Give every line again exactly as it appears, please, but not the pictures.
* Start RECORDS TO USE *
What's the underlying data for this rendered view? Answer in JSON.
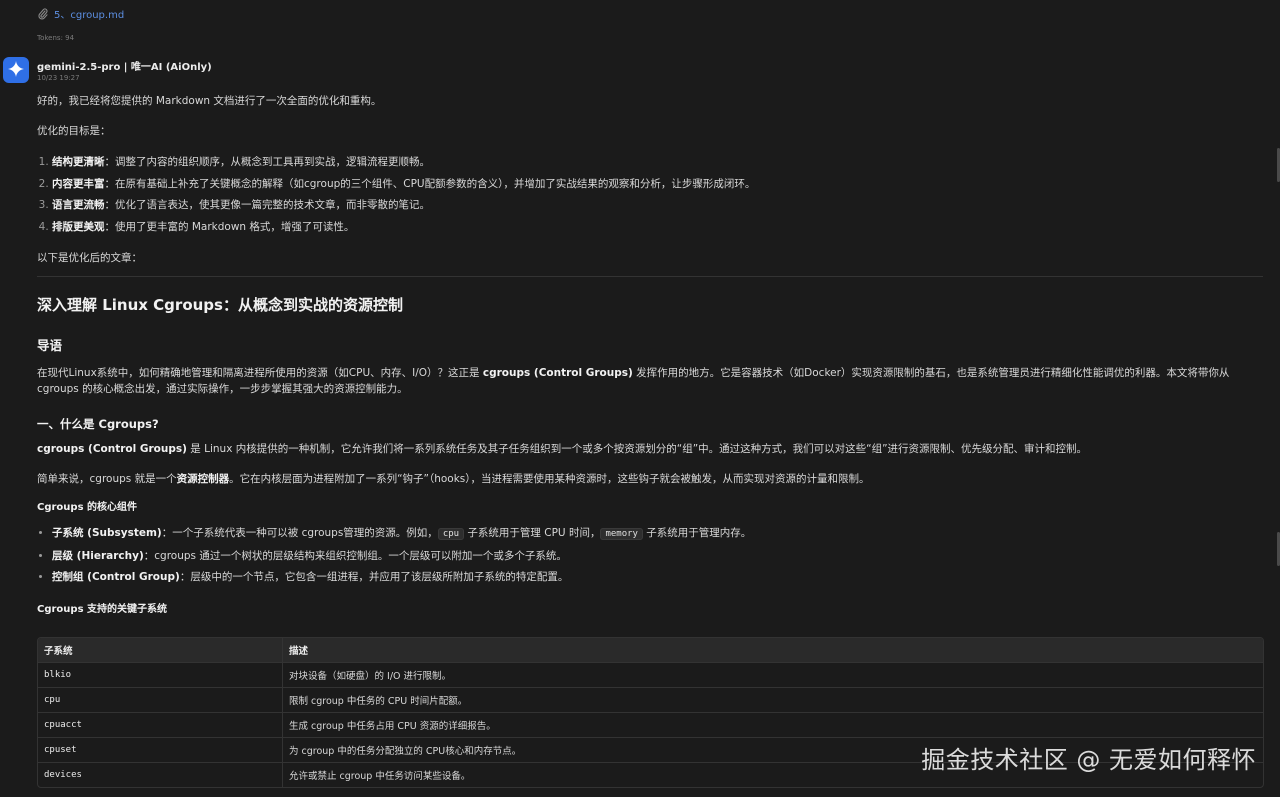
{
  "attachment": {
    "icon": "paperclip-icon",
    "filename": "5、cgroup.md"
  },
  "tokens": "Tokens: 94",
  "message": {
    "avatar_icon": "gemini-sparkle-icon",
    "accent": "#2f6fe6",
    "model": "gemini-2.5-pro | 唯一AI (AiOnly)",
    "time": "10/23 19:27"
  },
  "intro": {
    "p1": "好的，我已经将您提供的 Markdown 文档进行了一次全面的优化和重构。",
    "p2": "优化的目标是：",
    "goals": [
      {
        "bold": "结构更清晰",
        "text": "：调整了内容的组织顺序，从概念到工具再到实战，逻辑流程更顺畅。"
      },
      {
        "bold": "内容更丰富",
        "text": "：在原有基础上补充了关键概念的解释（如cgroup的三个组件、CPU配额参数的含义），并增加了实战结果的观察和分析，让步骤形成闭环。"
      },
      {
        "bold": "语言更流畅",
        "text": "：优化了语言表达，使其更像一篇完整的技术文章，而非零散的笔记。"
      },
      {
        "bold": "排版更美观",
        "text": "：使用了更丰富的 Markdown 格式，增强了可读性。"
      }
    ],
    "p3": "以下是优化后的文章："
  },
  "article": {
    "title": "深入理解 Linux Cgroups：从概念到实战的资源控制",
    "lead_heading": "导语",
    "lead": {
      "t1": "在现代Linux系统中，如何精确地管理和隔离进程所使用的资源（如CPU、内存、I/O）？这正是 ",
      "b1": "cgroups (Control Groups)",
      "t2": " 发挥作用的地方。它是容器技术（如Docker）实现资源限制的基石，也是系统管理员进行精细化性能调优的利器。本文将带你从 cgroups 的核心概念出发，通过实际操作，一步步掌握其强大的资源控制能力。"
    },
    "section1_heading": "一、什么是 Cgroups?",
    "def": {
      "b1": "cgroups (Control Groups)",
      "t1": " 是 Linux 内核提供的一种机制，它允许我们将一系列系统任务及其子任务组织到一个或多个按资源划分的“组”中。通过这种方式，我们可以对这些“组”进行资源限制、优先级分配、审计和控制。"
    },
    "simple": {
      "t1": "简单来说，cgroups 就是一个",
      "b1": "资源控制器",
      "t2": "。它在内核层面为进程附加了一系列“钩子”（hooks），当进程需要使用某种资源时，这些钩子就会被触发，从而实现对资源的计量和限制。"
    },
    "components_heading": "Cgroups 的核心组件",
    "components": [
      {
        "bold": "子系统 (Subsystem)",
        "t1": "：一个子系统代表一种可以被 cgroups管理的资源。例如，",
        "code1": "cpu",
        "t2": " 子系统用于管理 CPU 时间，",
        "code2": "memory",
        "t3": " 子系统用于管理内存。"
      },
      {
        "bold": "层级 (Hierarchy)",
        "t1": "：cgroups 通过一个树状的层级结构来组织控制组。一个层级可以附加一个或多个子系统。"
      },
      {
        "bold": "控制组 (Control Group)",
        "t1": "：层级中的一个节点，它包含一组进程，并应用了该层级所附加子系统的特定配置。"
      }
    ],
    "subsystems_heading": "Cgroups 支持的关键子系统",
    "table": {
      "headers": [
        "子系统",
        "描述"
      ],
      "rows": [
        [
          "blkio",
          "对块设备（如硬盘）的 I/O 进行限制。"
        ],
        [
          "cpu",
          "限制 cgroup 中任务的 CPU 时间片配额。"
        ],
        [
          "cpuacct",
          "生成 cgroup 中任务占用 CPU 资源的详细报告。"
        ],
        [
          "cpuset",
          "为 cgroup 中的任务分配独立的 CPU核心和内存节点。"
        ],
        [
          "devices",
          "允许或禁止 cgroup 中任务访问某些设备。"
        ]
      ]
    }
  },
  "watermark": "掘金技术社区 @ 无爱如何释怀"
}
* End RECORDS TO USE *
#### [FULL ANSWER]
What's the underlying data for this rendered view? Answer in JSON.
{
  "attachment": {
    "icon": "paperclip-icon",
    "filename": "5、cgroup.md"
  },
  "tokens": "Tokens: 94",
  "message": {
    "avatar_icon": "gemini-sparkle-icon",
    "accent": "#2f6fe6",
    "model": "gemini-2.5-pro | 唯一AI (AiOnly)",
    "time": "10/23 19:27"
  },
  "intro": {
    "p1": "好的，我已经将您提供的 Markdown 文档进行了一次全面的优化和重构。",
    "p2": "优化的目标是：",
    "goals": [
      {
        "bold": "结构更清晰",
        "text": "：调整了内容的组织顺序，从概念到工具再到实战，逻辑流程更顺畅。"
      },
      {
        "bold": "内容更丰富",
        "text": "：在原有基础上补充了关键概念的解释（如cgroup的三个组件、CPU配额参数的含义），并增加了实战结果的观察和分析，让步骤形成闭环。"
      },
      {
        "bold": "语言更流畅",
        "text": "：优化了语言表达，使其更像一篇完整的技术文章，而非零散的笔记。"
      },
      {
        "bold": "排版更美观",
        "text": "：使用了更丰富的 Markdown 格式，增强了可读性。"
      }
    ],
    "p3": "以下是优化后的文章："
  },
  "article": {
    "title": "深入理解 Linux Cgroups：从概念到实战的资源控制",
    "lead_heading": "导语",
    "lead": {
      "t1": "在现代Linux系统中，如何精确地管理和隔离进程所使用的资源（如CPU、内存、I/O）？这正是 ",
      "b1": "cgroups (Control Groups)",
      "t2": " 发挥作用的地方。它是容器技术（如Docker）实现资源限制的基石，也是系统管理员进行精细化性能调优的利器。本文将带你从 cgroups 的核心概念出发，通过实际操作，一步步掌握其强大的资源控制能力。"
    },
    "section1_heading": "一、什么是 Cgroups?",
    "def": {
      "b1": "cgroups (Control Groups)",
      "t1": " 是 Linux 内核提供的一种机制，它允许我们将一系列系统任务及其子任务组织到一个或多个按资源划分的“组”中。通过这种方式，我们可以对这些“组”进行资源限制、优先级分配、审计和控制。"
    },
    "simple": {
      "t1": "简单来说，cgroups 就是一个",
      "b1": "资源控制器",
      "t2": "。它在内核层面为进程附加了一系列“钩子”（hooks），当进程需要使用某种资源时，这些钩子就会被触发，从而实现对资源的计量和限制。"
    },
    "components_heading": "Cgroups 的核心组件",
    "components": [
      {
        "bold": "子系统 (Subsystem)",
        "t1": "：一个子系统代表一种可以被 cgroups管理的资源。例如，",
        "code1": "cpu",
        "t2": " 子系统用于管理 CPU 时间，",
        "code2": "memory",
        "t3": " 子系统用于管理内存。"
      },
      {
        "bold": "层级 (Hierarchy)",
        "t1": "：cgroups 通过一个树状的层级结构来组织控制组。一个层级可以附加一个或多个子系统。"
      },
      {
        "bold": "控制组 (Control Group)",
        "t1": "：层级中的一个节点，它包含一组进程，并应用了该层级所附加子系统的特定配置。"
      }
    ],
    "subsystems_heading": "Cgroups 支持的关键子系统",
    "table": {
      "headers": [
        "子系统",
        "描述"
      ],
      "rows": [
        [
          "blkio",
          "对块设备（如硬盘）的 I/O 进行限制。"
        ],
        [
          "cpu",
          "限制 cgroup 中任务的 CPU 时间片配额。"
        ],
        [
          "cpuacct",
          "生成 cgroup 中任务占用 CPU 资源的详细报告。"
        ],
        [
          "cpuset",
          "为 cgroup 中的任务分配独立的 CPU核心和内存节点。"
        ],
        [
          "devices",
          "允许或禁止 cgroup 中任务访问某些设备。"
        ]
      ]
    }
  },
  "watermark": "掘金技术社区 @ 无爱如何释怀"
}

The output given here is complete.